■ Task to complete
Show each line from the listing that includes the word "United".

■ The data
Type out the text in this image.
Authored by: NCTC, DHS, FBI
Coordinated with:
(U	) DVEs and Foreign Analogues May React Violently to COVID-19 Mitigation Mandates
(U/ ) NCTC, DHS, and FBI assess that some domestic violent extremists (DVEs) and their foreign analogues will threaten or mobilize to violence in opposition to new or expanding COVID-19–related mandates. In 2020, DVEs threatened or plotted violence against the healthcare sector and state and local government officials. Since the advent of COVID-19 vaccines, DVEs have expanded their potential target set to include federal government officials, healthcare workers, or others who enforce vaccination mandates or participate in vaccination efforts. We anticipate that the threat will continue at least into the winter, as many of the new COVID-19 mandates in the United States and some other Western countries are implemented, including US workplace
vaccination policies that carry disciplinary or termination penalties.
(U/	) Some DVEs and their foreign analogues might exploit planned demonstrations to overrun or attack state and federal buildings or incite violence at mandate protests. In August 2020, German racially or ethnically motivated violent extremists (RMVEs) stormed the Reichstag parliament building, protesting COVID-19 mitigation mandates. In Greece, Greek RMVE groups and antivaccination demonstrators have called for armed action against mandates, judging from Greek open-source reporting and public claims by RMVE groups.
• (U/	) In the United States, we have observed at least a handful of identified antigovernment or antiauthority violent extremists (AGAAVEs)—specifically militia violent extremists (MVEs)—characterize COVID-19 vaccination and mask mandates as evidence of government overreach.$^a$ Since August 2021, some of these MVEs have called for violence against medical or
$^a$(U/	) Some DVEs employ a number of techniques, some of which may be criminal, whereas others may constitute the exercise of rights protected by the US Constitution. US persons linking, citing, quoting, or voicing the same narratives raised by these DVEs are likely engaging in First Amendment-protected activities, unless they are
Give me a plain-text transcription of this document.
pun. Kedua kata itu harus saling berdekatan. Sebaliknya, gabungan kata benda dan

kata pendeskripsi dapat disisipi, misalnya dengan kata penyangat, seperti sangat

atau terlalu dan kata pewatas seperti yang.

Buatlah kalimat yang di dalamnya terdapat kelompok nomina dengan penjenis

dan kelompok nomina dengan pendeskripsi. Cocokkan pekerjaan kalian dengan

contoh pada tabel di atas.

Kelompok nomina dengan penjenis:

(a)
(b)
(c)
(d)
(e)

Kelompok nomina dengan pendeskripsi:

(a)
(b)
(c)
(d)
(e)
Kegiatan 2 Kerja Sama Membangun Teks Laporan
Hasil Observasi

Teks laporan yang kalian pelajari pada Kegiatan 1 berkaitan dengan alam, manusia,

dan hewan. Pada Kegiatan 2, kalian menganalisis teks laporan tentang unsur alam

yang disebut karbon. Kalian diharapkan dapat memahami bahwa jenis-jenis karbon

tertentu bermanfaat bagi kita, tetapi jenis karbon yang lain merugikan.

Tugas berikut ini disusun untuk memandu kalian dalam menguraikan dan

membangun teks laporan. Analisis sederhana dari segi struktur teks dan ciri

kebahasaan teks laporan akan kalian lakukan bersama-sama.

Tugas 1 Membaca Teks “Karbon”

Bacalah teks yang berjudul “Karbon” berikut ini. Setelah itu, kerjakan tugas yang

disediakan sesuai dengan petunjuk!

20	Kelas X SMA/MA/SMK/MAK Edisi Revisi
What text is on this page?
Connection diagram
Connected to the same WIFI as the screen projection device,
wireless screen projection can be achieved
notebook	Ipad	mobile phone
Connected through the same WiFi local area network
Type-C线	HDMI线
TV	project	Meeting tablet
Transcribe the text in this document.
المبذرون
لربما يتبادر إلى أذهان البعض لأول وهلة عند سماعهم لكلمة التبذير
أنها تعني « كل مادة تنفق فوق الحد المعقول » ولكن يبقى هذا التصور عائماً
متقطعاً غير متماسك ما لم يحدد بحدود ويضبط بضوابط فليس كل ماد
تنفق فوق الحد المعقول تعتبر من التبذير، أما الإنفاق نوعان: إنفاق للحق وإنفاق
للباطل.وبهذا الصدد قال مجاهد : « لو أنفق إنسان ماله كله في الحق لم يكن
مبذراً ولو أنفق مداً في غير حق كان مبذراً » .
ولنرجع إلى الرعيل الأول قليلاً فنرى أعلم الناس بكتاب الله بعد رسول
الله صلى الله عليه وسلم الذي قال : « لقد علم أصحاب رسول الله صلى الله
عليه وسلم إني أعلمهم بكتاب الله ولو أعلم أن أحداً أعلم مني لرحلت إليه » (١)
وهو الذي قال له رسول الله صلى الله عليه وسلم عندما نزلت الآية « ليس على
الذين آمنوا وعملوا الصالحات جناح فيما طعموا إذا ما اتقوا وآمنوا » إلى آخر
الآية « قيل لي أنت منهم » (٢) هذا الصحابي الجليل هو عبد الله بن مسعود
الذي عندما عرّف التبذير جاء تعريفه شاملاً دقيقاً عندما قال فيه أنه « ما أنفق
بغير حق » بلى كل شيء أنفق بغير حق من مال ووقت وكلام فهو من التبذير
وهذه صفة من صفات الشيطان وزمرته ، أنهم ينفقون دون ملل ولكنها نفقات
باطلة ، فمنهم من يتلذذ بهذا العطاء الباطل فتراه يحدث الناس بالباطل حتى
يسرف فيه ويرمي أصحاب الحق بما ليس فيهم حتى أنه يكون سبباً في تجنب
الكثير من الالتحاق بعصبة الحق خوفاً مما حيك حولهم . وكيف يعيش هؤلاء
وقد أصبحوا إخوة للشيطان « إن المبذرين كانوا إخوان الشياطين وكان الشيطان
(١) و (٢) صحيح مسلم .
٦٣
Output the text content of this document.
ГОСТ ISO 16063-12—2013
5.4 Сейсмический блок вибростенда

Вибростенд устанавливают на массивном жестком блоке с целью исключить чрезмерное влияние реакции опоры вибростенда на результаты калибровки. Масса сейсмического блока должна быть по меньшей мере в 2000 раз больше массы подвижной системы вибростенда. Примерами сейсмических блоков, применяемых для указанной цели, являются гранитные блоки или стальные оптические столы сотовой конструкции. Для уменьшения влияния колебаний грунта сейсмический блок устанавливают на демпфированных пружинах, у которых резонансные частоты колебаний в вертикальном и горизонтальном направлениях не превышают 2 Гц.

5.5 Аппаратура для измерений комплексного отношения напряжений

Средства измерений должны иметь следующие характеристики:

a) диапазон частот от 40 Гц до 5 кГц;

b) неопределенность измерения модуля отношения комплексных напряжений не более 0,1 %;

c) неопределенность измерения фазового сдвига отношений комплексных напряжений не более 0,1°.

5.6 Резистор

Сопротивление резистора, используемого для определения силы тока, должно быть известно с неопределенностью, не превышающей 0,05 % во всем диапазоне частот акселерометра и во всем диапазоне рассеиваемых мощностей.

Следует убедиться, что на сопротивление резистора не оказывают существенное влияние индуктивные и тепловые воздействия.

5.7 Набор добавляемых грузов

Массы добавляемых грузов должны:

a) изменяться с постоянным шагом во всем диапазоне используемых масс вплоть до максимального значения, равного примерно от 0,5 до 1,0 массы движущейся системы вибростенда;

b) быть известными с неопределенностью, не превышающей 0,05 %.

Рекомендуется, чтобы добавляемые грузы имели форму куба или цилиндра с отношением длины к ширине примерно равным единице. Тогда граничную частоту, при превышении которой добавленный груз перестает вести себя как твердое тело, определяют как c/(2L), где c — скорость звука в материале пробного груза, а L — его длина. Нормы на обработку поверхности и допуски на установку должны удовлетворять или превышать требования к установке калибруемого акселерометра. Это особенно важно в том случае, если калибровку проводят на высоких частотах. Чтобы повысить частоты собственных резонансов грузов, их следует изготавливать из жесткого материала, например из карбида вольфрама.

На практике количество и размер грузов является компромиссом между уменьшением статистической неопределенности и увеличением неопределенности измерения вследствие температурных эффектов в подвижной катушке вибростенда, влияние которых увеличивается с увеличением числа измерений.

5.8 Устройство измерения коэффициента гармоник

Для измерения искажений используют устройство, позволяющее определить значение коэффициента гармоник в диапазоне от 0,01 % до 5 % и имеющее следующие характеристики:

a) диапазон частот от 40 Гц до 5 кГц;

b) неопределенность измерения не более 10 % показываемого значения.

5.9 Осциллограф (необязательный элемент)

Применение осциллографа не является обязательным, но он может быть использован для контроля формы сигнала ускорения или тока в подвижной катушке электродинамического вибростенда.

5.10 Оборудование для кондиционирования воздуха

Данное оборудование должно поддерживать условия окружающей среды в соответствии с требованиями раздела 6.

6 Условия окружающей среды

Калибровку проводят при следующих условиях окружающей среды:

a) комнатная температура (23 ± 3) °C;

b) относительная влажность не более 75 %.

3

■ Exercise result
(U/ ) NCTC, DHS, and FBI assess that some domestic violent extremists (DVEs) and their foreign analogues will threaten or mobilize to violence in opposition to new or expanding COVID-19–related mandates. In 2020, DVEs threatened or plotted violence against the healthcare sector and state and local government officials. Since the advent of COVID-19 vaccines, DVEs have expanded their potential target set to include federal government officials, healthcare workers, or others who enforce vaccination mandates or participate in vaccination efforts. We anticipate that the threat will continue at least into the winter, as many of the new COVID-19 mandates in the United States and some other Western countries are implemented, including US workplace
• (U/	) In the United States, we have observed at least a handful of identified antigovernment or antiauthority violent extremists (AGAAVEs)—specifically militia violent extremists (MVEs)—characterize COVID-19 vaccination and mask mandates as evidence of government overreach.$^a$ Since August 2021, some of these MVEs have called for violence against medical or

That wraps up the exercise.